Extract all of the entries and give them again, word for word.
- - - -
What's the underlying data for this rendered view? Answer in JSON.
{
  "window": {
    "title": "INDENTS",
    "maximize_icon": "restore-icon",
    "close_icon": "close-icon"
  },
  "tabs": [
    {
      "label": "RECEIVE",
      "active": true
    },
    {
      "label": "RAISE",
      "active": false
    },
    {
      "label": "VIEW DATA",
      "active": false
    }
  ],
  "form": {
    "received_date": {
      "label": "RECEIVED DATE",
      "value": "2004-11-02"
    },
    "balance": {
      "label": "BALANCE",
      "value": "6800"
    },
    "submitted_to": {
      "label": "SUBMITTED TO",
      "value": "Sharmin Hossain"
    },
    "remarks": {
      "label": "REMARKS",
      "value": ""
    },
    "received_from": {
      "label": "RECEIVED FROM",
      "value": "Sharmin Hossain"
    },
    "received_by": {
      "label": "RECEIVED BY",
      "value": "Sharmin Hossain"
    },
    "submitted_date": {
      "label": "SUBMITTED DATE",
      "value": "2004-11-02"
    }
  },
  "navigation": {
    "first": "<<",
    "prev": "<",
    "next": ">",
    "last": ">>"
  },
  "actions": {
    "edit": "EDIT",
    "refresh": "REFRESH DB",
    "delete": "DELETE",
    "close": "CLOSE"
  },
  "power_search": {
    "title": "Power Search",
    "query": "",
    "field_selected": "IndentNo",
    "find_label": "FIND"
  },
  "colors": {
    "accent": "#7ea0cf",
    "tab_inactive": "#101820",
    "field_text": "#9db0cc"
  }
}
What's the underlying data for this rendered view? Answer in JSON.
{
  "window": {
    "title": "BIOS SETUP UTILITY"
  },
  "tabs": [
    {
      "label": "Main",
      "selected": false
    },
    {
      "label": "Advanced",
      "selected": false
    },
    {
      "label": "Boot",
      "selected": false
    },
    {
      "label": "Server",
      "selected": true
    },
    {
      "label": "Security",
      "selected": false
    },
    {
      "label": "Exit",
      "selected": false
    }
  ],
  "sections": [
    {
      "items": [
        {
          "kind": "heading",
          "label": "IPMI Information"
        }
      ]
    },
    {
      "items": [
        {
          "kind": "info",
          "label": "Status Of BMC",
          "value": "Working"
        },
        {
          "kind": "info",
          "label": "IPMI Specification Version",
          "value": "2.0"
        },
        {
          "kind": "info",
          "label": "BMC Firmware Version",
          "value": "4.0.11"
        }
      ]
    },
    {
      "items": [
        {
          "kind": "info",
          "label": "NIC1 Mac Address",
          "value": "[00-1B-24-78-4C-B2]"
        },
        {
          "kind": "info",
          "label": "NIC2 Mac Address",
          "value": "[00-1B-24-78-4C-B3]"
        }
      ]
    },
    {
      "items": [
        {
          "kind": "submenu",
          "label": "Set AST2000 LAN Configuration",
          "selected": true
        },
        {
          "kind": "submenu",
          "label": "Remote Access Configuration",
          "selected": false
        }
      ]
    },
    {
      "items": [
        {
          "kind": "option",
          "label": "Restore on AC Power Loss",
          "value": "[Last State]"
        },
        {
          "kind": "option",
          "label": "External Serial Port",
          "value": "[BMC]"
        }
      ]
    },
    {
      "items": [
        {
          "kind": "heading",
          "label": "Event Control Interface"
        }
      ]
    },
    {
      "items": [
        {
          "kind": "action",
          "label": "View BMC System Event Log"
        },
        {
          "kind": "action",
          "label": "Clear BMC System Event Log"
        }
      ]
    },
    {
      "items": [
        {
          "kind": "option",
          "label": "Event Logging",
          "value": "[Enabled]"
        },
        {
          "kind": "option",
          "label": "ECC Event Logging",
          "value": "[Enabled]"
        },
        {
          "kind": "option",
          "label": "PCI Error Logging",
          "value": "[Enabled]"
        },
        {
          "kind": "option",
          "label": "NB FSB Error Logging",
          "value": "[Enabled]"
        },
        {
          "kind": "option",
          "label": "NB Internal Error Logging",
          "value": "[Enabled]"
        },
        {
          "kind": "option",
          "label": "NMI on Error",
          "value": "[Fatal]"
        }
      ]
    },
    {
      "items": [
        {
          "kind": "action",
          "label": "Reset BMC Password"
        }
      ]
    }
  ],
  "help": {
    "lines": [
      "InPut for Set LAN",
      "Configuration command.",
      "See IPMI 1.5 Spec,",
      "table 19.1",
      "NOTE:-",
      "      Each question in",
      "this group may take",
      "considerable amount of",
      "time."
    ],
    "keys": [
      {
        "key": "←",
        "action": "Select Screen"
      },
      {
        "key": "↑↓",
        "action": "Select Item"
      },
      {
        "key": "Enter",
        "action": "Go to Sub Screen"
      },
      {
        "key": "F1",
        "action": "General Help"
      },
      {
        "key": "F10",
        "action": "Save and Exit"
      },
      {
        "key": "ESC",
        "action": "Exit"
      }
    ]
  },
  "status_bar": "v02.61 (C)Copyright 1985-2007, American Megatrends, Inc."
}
- - - -
- EXERCISE OUTPUT
What's the underlying data for this rendered view? Answer in JSON.
{
  "window": {
    "title": "INDENTS",
    "maximize_icon": "restore-icon",
    "close_icon": "close-icon"
  },
  "tabs": [
    {
      "label": "RECEIVE",
      "active": true
    },
    {
      "label": "RAISE",
      "active": false
    },
    {
      "label": "VIEW DATA",
      "active": false
    }
  ],
  "form": {
    "received_date": {
      "label": "RECEIVED DATE",
      "value": "2004-11-02"
    },
    "balance": {
      "label": "BALANCE",
      "value": "6800"
    },
    "submitted_to": {
      "label": "SUBMITTED TO",
      "value": "Sharmin Hossain"
    },
    "remarks": {
      "label": "REMARKS",
      "value": ""
    },
    "received_from": {
      "label": "RECEIVED FROM",
      "value": "Sharmin Hossain"
    },
    "received_by": {
      "label": "RECEIVED BY",
      "value": "Sharmin Hossain"
    },
    "submitted_date": {
      "label": "SUBMITTED DATE",
      "value": "2004-11-02"
    }
  },
  "navigation": {
    "first": "<<",
    "prev": "<",
    "next": ">",
    "last": ">>"
  },
  "actions": {
    "edit": "EDIT",
    "refresh": "REFRESH DB",
    "delete": "DELETE",
    "close": "CLOSE"
  },
  "power_search": {
    "title": "Power Search",
    "query": "",
    "field_selected": "IndentNo",
    "find_label": "FIND"
  },
  "colors": {
    "accent": "#7ea0cf",
    "tab_inactive": "#101820",
    "field_text": "#9db0cc"
  }
}
What's the underlying data for this rendered view? Answer in JSON.
{
  "window": {
    "title": "BIOS SETUP UTILITY"
  },
  "tabs": [
    {
      "label": "Main",
      "selected": false
    },
    {
      "label": "Advanced",
      "selected": false
    },
    {
      "label": "Boot",
      "selected": false
    },
    {
      "label": "Server",
      "selected": true
    },
    {
      "label": "Security",
      "selected": false
    },
    {
      "label": "Exit",
      "selected": false
    }
  ],
  "sections": [
    {
      "items": [
        {
          "kind": "heading",
          "label": "IPMI Information"
        }
      ]
    },
    {
      "items": [
        {
          "kind": "info",
          "label": "Status Of BMC",
          "value": "Working"
        },
        {
          "kind": "info",
          "label": "IPMI Specification Version",
          "value": "2.0"
        },
        {
          "kind": "info",
          "label": "BMC Firmware Version",
          "value": "4.0.11"
        }
      ]
    },
    {
      "items": [
        {
          "kind": "info",
          "label": "NIC1 Mac Address",
          "value": "[00-1B-24-78-4C-B2]"
        },
        {
          "kind": "info",
          "label": "NIC2 Mac Address",
          "value": "[00-1B-24-78-4C-B3]"
        }
      ]
    },
    {
      "items": [
        {
          "kind": "submenu",
          "label": "Set AST2000 LAN Configuration",
          "selected": true
        },
        {
          "kind": "submenu",
          "label": "Remote Access Configuration",
          "selected": false
        }
      ]
    },
    {
      "items": [
        {
          "kind": "option",
          "label": "Restore on AC Power Loss",
          "value": "[Last State]"
        },
        {
          "kind": "option",
          "label": "External Serial Port",
          "value": "[BMC]"
        }
      ]
    },
    {
      "items": [
        {
          "kind": "heading",
          "label": "Event Control Interface"
        }
      ]
    },
    {
      "items": [
        {
          "kind": "action",
          "label": "View BMC System Event Log"
        },
        {
          "kind": "action",
          "label": "Clear BMC System Event Log"
        }
      ]
    },
    {
      "items": [
        {
          "kind": "option",
          "label": "Event Logging",
          "value": "[Enabled]"
        },
        {
          "kind": "option",
          "label": "ECC Event Logging",
          "value": "[Enabled]"
        },
        {
          "kind": "option",
          "label": "PCI Error Logging",
          "value": "[Enabled]"
        },
        {
          "kind": "option",
          "label": "NB FSB Error Logging",
          "value": "[Enabled]"
        },
        {
          "kind": "option",
          "label": "NB Internal Error Logging",
          "value": "[Enabled]"
        },
        {
          "kind": "option",
          "label": "NMI on Error",
          "value": "[Fatal]"
        }
      ]
    },
    {
      "items": [
        {
          "kind": "action",
          "label": "Reset BMC Password"
        }
      ]
    }
  ],
  "help": {
    "lines": [
      "InPut for Set LAN",
      "Configuration command.",
      "See IPMI 1.5 Spec,",
      "table 19.1",
      "NOTE:-",
      "      Each question in",
      "this group may take",
      "considerable amount of",
      "time."
    ],
    "keys": [
      {
        "key": "←",
        "action": "Select Screen"
      },
      {
        "key": "↑↓",
        "action": "Select Item"
      },
      {
        "key": "Enter",
        "action": "Go to Sub Screen"
      },
      {
        "key": "F1",
        "action": "General Help"
      },
      {
        "key": "F10",
        "action": "Save and Exit"
      },
      {
        "key": "ESC",
        "action": "Exit"
      }
    ]
  },
  "status_bar": "v02.61 (C)Copyright 1985-2007, American Megatrends, Inc."
}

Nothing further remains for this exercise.